§ Work instructions
Your task is to transcribe all of the records exactly and leave out the pictures.
--- Begin Input for this task ---
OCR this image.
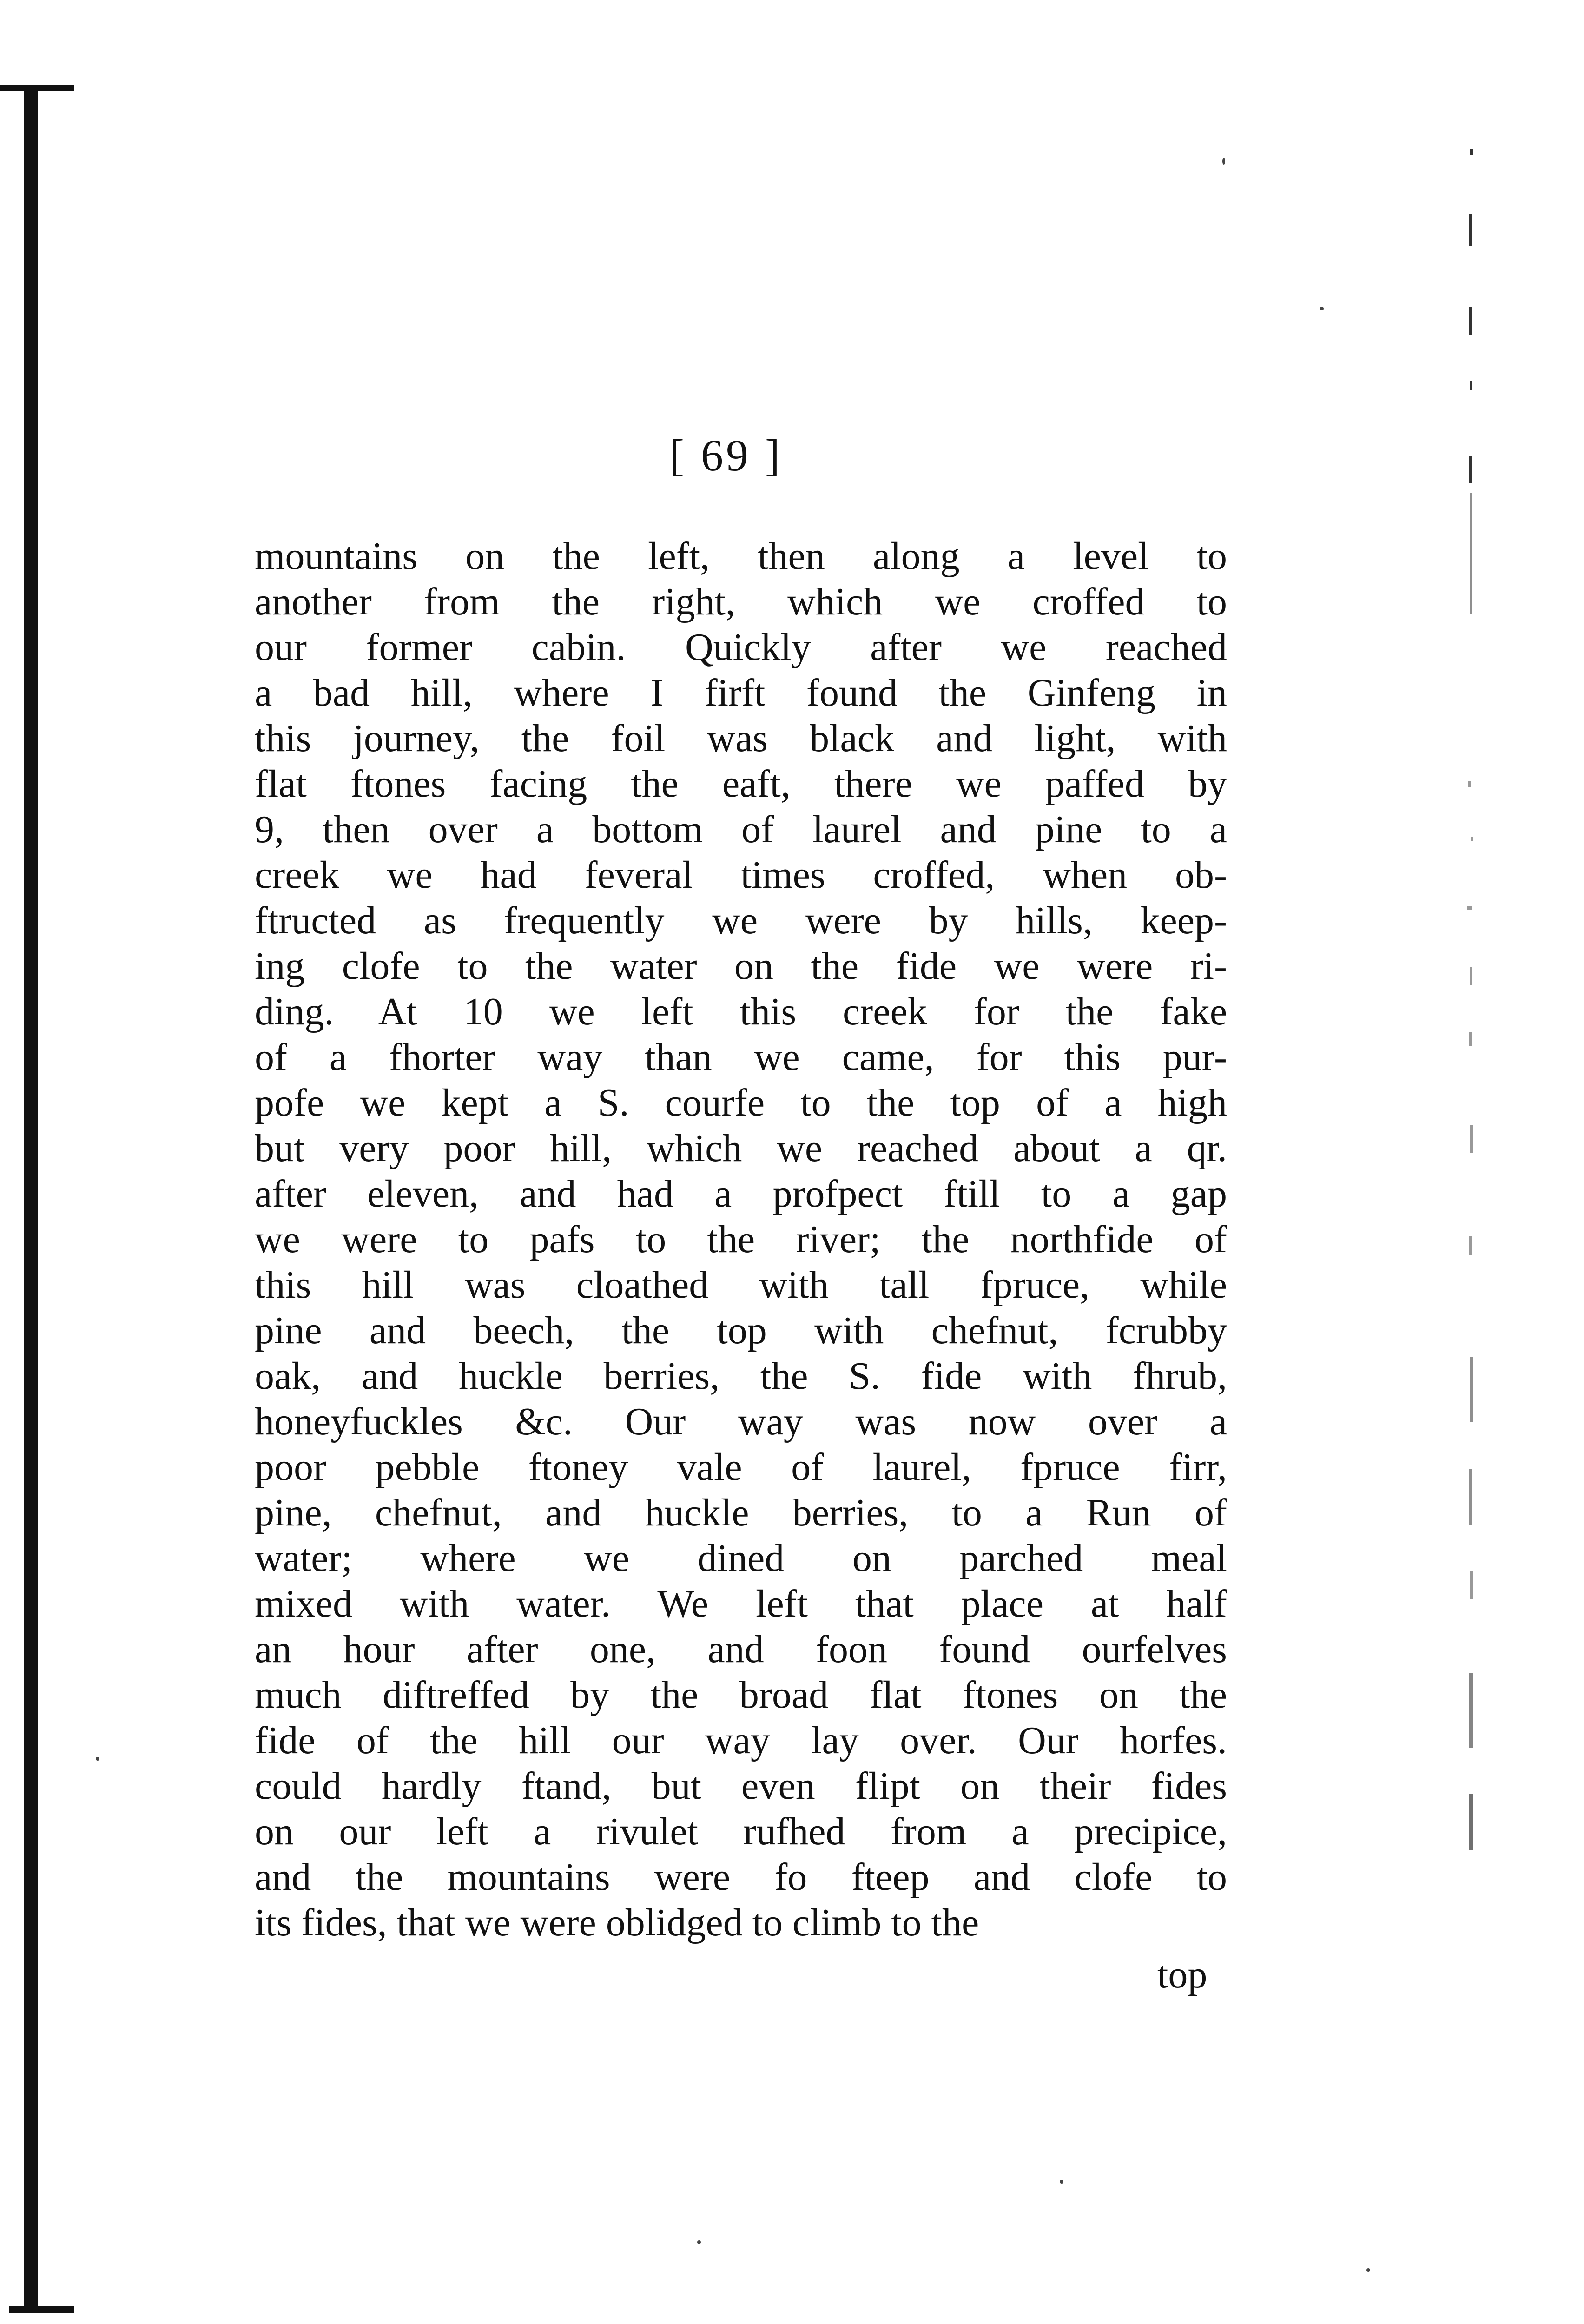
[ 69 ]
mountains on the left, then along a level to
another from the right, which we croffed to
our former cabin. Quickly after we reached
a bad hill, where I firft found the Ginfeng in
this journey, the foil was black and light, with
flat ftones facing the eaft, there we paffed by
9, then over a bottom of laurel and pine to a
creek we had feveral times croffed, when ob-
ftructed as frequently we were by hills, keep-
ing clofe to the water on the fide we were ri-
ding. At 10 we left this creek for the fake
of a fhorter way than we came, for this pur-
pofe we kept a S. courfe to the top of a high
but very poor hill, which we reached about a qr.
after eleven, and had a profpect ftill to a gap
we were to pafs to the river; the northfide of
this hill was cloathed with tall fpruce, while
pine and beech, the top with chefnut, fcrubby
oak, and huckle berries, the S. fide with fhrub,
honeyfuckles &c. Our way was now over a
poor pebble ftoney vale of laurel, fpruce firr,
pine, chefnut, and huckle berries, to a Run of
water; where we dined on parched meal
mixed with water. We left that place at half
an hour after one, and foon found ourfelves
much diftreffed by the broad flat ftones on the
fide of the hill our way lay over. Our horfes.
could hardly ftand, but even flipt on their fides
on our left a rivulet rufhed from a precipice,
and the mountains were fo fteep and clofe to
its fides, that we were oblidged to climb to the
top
--- End Input for this task ---
§ Exercise output
OCR this image.
[ 69 ]
mountains on the left, then along a level to
another from the right, which we croffed to
our former cabin. Quickly after we reached
a bad hill, where I firft found the Ginfeng in
this journey, the foil was black and light, with
flat ftones facing the eaft, there we paffed by
9, then over a bottom of laurel and pine to a
creek we had feveral times croffed, when ob-
ftructed as frequently we were by hills, keep-
ing clofe to the water on the fide we were ri-
ding. At 10 we left this creek for the fake
of a fhorter way than we came, for this pur-
pofe we kept a S. courfe to the top of a high
but very poor hill, which we reached about a qr.
after eleven, and had a profpect ftill to a gap
we were to pafs to the river; the northfide of
this hill was cloathed with tall fpruce, while
pine and beech, the top with chefnut, fcrubby
oak, and huckle berries, the S. fide with fhrub,
honeyfuckles &c. Our way was now over a
poor pebble ftoney vale of laurel, fpruce firr,
pine, chefnut, and huckle berries, to a Run of
water; where we dined on parched meal
mixed with water. We left that place at half
an hour after one, and foon found ourfelves
much diftreffed by the broad flat ftones on the
fide of the hill our way lay over. Our horfes.
could hardly ftand, but even flipt on their fides
on our left a rivulet rufhed from a precipice,
and the mountains were fo fteep and clofe to
its fides, that we were oblidged to climb to the
top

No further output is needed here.